Say how many lines of these entries include the word "icon", and answer with the number alone.
....
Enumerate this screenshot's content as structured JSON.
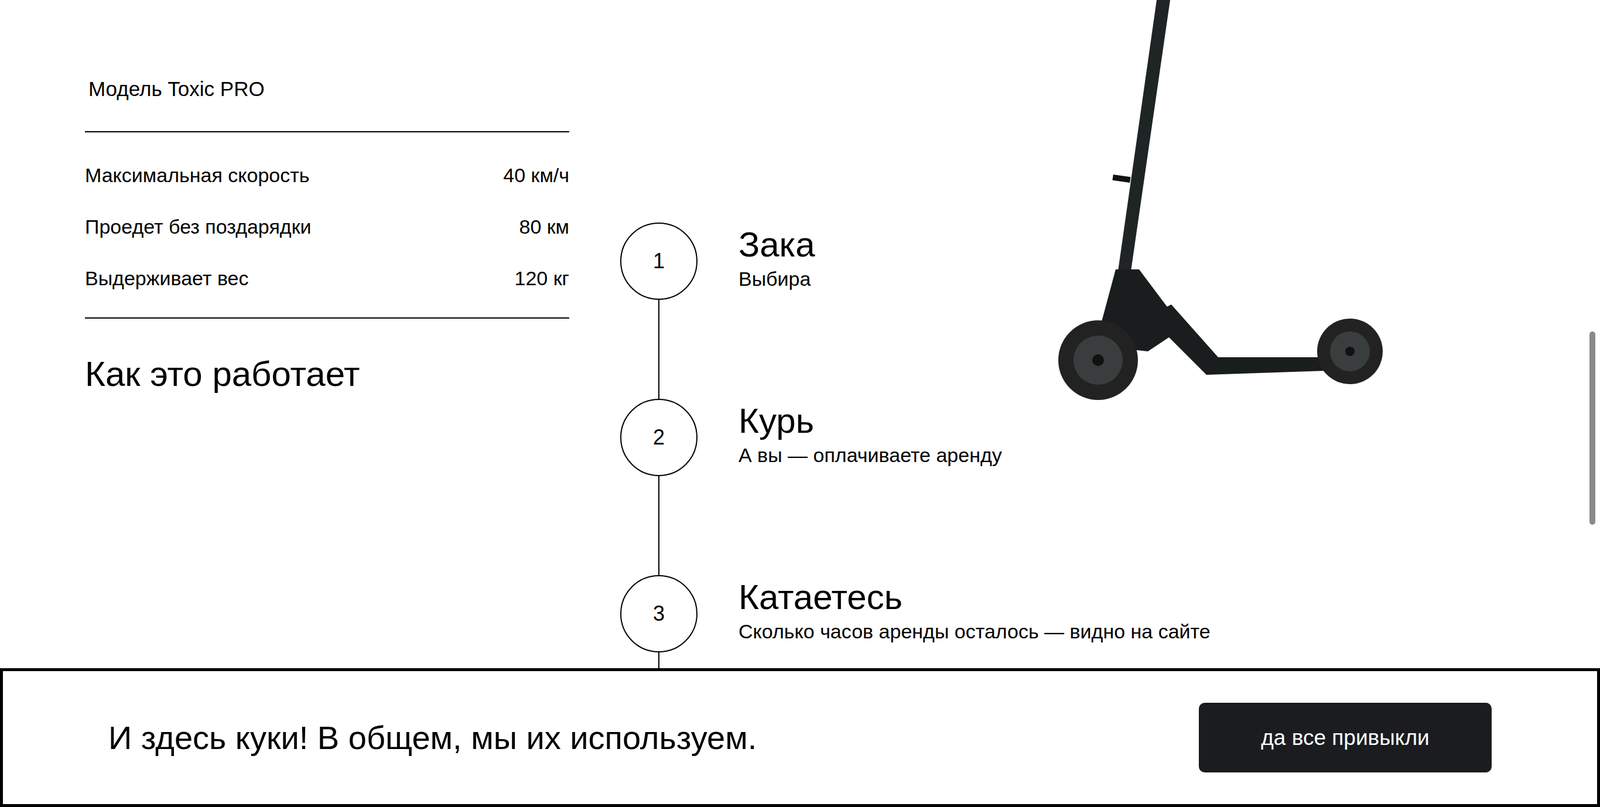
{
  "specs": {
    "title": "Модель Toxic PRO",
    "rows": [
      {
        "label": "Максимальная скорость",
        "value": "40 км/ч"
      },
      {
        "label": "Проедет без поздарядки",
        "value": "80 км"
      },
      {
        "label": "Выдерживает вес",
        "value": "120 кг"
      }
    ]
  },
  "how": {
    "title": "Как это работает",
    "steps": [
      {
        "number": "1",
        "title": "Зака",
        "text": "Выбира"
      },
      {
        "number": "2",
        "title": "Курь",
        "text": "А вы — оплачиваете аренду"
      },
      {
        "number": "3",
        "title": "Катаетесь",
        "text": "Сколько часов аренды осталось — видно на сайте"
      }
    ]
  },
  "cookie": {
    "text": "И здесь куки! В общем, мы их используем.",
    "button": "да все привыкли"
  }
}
....
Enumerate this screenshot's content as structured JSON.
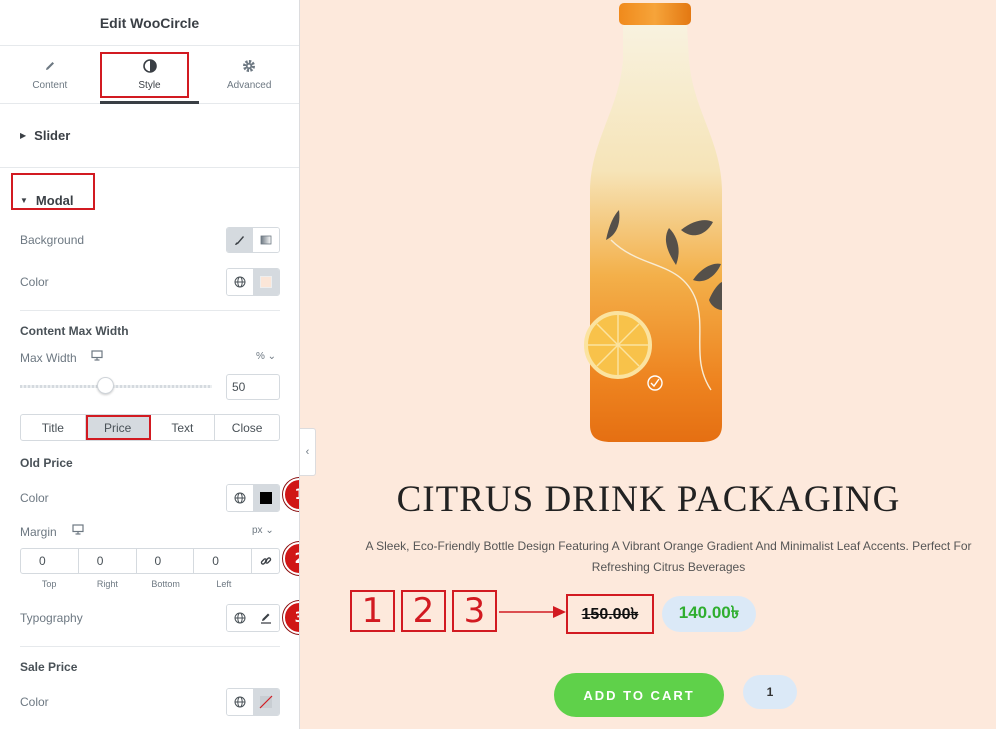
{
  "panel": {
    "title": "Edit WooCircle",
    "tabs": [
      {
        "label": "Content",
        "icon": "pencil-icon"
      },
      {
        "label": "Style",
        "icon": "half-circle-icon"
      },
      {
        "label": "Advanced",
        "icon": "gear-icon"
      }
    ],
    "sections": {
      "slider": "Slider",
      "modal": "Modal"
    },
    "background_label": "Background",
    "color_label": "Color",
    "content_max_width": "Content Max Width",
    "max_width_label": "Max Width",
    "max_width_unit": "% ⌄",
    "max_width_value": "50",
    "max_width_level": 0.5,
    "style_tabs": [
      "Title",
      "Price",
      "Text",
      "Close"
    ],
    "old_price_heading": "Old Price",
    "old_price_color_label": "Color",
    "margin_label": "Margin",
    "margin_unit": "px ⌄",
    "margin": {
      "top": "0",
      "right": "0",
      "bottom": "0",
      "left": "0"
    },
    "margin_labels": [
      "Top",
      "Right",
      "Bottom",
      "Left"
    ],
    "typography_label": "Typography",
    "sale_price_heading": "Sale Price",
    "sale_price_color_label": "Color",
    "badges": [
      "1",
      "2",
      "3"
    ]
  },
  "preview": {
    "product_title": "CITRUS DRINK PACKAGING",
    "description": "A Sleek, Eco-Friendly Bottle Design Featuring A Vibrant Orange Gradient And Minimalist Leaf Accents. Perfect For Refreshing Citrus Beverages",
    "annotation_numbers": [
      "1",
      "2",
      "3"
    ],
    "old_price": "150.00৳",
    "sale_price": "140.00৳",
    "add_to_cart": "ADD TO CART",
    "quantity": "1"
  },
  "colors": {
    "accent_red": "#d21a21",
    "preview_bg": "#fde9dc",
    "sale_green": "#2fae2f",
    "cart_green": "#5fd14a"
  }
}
....
Worked answer:
3